Hace un par de días tuve la oportunidad de estar en una parte de la ciudad, una edificación para ser exactos, en la avenida pípila, justo antes de llegar a la avenida 20 de noviembre. Un edificio al que su silueta fue diseñada por mi hija. Ella es arquitecta. Y gentilmente nos invitó a dar un recorrido por su interior, muy moderno, materiales diversos que le dan realce a su estructura, sintiéndonos en un sitio acogedor.

Y justo desde la azotea del edificio, dejé de admirar la modernidad para adentrarme en las viviendas contiguas al edificio. Eso sí, fue admiración, presenciar estorbos, basura acumulada, así como fierros donde la oxidación le ha dado otra tonalidad a la vida. Las espontáneas parvadas de aves hicieron un festín visual en lo alto del cielo. Y sí, me quedé asombrado de la magnificencia de la creación.

########

- _Problemas y tareas_:
[1] Según el texto extraído, ¿quién diseñó la silueta del edificio?
[2] Reproduzca del texto extraído el pasaje que comienza con "Y justo desde" y continúa hasta "de la creación.".
Las filas constituyen un material aparte, independiente del texto extraído.

[Elementos almacenados de una colección]
########

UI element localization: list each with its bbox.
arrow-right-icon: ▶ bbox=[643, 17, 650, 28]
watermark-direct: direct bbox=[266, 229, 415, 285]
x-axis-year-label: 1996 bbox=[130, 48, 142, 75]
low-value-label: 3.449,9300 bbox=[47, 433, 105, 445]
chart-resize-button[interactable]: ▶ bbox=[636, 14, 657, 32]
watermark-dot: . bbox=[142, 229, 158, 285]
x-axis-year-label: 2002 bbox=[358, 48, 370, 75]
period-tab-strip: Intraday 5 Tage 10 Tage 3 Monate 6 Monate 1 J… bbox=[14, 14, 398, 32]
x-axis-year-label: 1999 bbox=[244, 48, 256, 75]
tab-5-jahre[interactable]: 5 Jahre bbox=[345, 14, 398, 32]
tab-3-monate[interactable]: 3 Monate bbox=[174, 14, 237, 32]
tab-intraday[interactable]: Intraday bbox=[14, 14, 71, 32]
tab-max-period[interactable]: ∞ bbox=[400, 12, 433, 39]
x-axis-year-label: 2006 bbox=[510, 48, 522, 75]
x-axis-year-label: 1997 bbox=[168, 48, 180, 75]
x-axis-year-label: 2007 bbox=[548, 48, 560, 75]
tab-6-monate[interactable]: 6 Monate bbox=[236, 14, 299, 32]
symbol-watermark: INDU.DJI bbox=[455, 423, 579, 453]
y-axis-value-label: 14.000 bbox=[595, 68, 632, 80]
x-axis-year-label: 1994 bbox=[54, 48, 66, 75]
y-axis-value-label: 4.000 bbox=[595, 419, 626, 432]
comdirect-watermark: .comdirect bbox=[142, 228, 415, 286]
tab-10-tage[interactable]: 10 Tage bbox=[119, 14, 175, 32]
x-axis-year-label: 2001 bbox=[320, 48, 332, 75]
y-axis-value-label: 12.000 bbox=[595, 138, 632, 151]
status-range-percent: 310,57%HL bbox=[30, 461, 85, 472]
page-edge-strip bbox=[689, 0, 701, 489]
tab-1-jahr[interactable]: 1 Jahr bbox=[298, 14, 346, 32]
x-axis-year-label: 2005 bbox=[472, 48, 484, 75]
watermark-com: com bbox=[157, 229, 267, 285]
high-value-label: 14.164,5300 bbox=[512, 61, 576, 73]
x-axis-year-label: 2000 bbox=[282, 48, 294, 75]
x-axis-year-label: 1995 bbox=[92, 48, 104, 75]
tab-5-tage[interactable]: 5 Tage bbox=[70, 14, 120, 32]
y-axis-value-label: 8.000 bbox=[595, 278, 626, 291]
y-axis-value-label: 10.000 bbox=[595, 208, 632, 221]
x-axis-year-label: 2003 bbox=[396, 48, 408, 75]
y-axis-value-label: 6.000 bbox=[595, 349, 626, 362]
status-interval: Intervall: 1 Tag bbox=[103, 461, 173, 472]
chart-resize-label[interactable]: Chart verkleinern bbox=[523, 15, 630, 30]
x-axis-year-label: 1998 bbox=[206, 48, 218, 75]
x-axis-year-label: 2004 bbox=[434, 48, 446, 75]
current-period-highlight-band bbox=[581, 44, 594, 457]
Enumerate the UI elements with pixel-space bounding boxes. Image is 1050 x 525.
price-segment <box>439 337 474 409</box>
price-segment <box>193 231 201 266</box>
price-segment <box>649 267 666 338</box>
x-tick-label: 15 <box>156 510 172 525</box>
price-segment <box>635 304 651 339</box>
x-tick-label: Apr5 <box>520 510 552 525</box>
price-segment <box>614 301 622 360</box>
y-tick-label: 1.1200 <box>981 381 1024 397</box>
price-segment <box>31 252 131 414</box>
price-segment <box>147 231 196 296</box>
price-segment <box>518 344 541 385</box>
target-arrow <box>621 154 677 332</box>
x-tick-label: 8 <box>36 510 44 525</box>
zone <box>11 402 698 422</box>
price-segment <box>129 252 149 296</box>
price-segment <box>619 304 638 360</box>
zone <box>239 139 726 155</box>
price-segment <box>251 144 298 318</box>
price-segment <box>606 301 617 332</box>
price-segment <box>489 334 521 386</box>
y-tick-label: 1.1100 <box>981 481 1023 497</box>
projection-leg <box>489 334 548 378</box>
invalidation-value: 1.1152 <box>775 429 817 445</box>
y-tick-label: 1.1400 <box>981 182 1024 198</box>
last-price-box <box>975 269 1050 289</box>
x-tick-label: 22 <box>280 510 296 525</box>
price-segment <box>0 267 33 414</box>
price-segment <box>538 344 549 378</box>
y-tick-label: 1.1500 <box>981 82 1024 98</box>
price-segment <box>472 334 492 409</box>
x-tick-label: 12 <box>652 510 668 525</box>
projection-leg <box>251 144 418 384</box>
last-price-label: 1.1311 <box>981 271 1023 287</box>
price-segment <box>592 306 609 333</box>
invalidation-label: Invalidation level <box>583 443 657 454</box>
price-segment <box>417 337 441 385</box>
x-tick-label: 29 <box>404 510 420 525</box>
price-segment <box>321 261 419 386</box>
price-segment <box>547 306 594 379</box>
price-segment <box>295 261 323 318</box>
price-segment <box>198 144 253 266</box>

########

- _Problemas resueltos_:
[1] La hija de quien narra, que es arquitecta.

[2]
Y justo desde la azotea del edificio, dejé de admirar la modernidad para adentrarme en las viviendas contiguas al edificio. Eso sí, fue admiración, presenciar estorbos, basura acumulada, así como fierros donde la oxidación le ha dado otra tonalidad a la vida. Las espontáneas parvadas de aves hicieron un festín visual en lo alto del cielo. Y sí, me quedé asombrado de la magnificencia de la creación.